Exclude the pictures, then copy all remaining records exactly.

▶ Dataset entries:
-- START --
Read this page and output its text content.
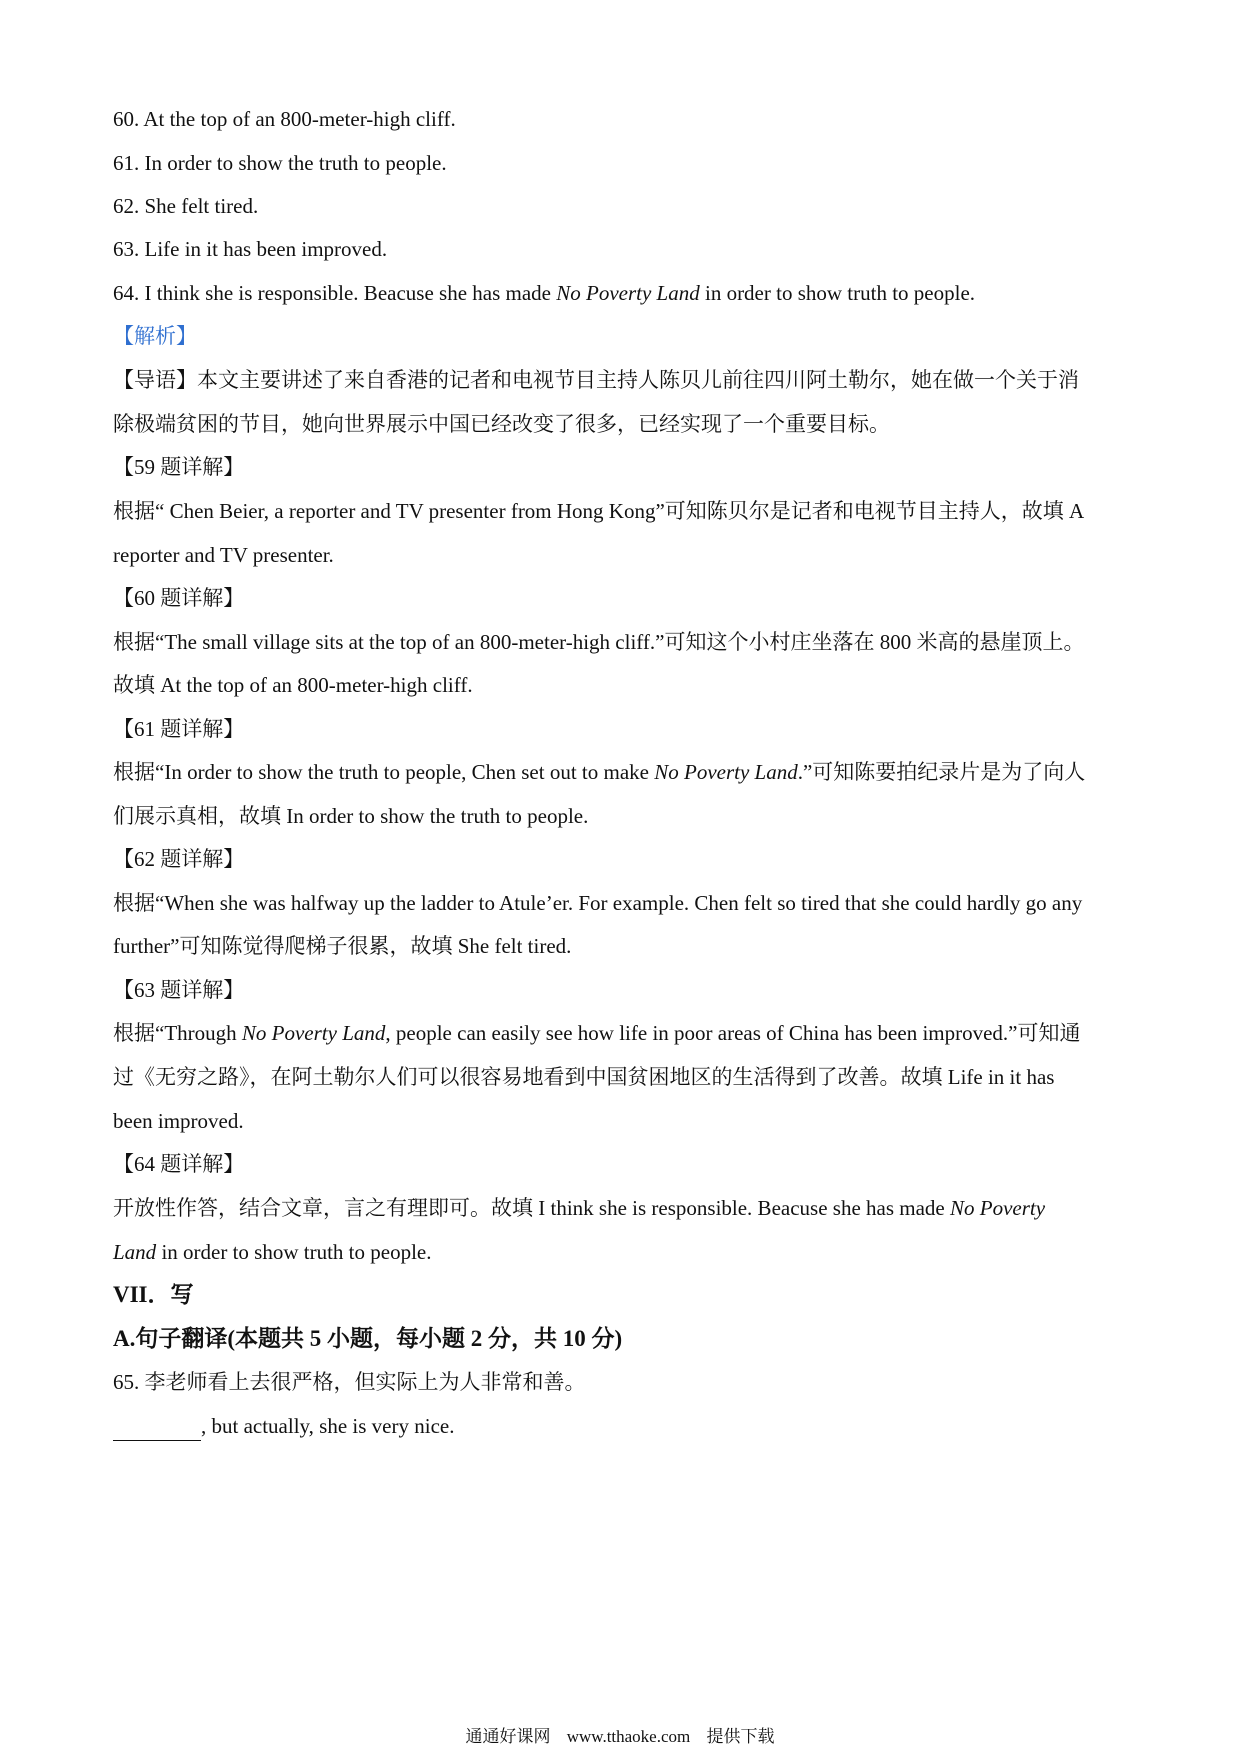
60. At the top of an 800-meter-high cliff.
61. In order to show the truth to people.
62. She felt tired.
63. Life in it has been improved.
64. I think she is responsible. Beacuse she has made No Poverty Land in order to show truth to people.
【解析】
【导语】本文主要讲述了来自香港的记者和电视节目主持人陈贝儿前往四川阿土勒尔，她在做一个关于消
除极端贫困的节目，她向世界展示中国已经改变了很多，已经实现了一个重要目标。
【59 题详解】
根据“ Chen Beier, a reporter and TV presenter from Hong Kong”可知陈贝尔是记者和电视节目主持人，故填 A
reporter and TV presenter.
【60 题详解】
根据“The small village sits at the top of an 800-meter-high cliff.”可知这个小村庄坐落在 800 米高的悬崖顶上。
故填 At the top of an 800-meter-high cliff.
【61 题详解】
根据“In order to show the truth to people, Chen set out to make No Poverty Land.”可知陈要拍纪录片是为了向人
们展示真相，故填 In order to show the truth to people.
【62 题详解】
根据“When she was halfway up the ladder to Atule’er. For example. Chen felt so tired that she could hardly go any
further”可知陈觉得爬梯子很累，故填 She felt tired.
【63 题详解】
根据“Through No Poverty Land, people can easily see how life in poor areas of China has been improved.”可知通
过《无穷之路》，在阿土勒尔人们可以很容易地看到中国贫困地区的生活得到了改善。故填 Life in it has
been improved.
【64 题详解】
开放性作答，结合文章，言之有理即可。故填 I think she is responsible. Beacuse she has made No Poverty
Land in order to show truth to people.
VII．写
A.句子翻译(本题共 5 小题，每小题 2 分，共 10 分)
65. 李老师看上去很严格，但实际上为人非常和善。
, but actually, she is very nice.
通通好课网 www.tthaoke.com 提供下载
-- END --
▶ SOLUTION TO THIS PROBLEM:
Read this page and output its text content.
60. At the top of an 800-meter-high cliff.
61. In order to show the truth to people.
62. She felt tired.
63. Life in it has been improved.
64. I think she is responsible. Beacuse she has made No Poverty Land in order to show truth to people.
【解析】
【导语】本文主要讲述了来自香港的记者和电视节目主持人陈贝儿前往四川阿土勒尔，她在做一个关于消
除极端贫困的节目，她向世界展示中国已经改变了很多，已经实现了一个重要目标。
【59 题详解】
根据“ Chen Beier, a reporter and TV presenter from Hong Kong”可知陈贝尔是记者和电视节目主持人，故填 A
reporter and TV presenter.
【60 题详解】
根据“The small village sits at the top of an 800-meter-high cliff.”可知这个小村庄坐落在 800 米高的悬崖顶上。
故填 At the top of an 800-meter-high cliff.
【61 题详解】
根据“In order to show the truth to people, Chen set out to make No Poverty Land.”可知陈要拍纪录片是为了向人
们展示真相，故填 In order to show the truth to people.
【62 题详解】
根据“When she was halfway up the ladder to Atule’er. For example. Chen felt so tired that she could hardly go any
further”可知陈觉得爬梯子很累，故填 She felt tired.
【63 题详解】
根据“Through No Poverty Land, people can easily see how life in poor areas of China has been improved.”可知通
过《无穷之路》，在阿土勒尔人们可以很容易地看到中国贫困地区的生活得到了改善。故填 Life in it has
been improved.
【64 题详解】
开放性作答，结合文章，言之有理即可。故填 I think she is responsible. Beacuse she has made No Poverty
Land in order to show truth to people.
VII．写
A.句子翻译(本题共 5 小题，每小题 2 分，共 10 分)
65. 李老师看上去很严格，但实际上为人非常和善。
, but actually, she is very nice.
通通好课网 www.tthaoke.com 提供下载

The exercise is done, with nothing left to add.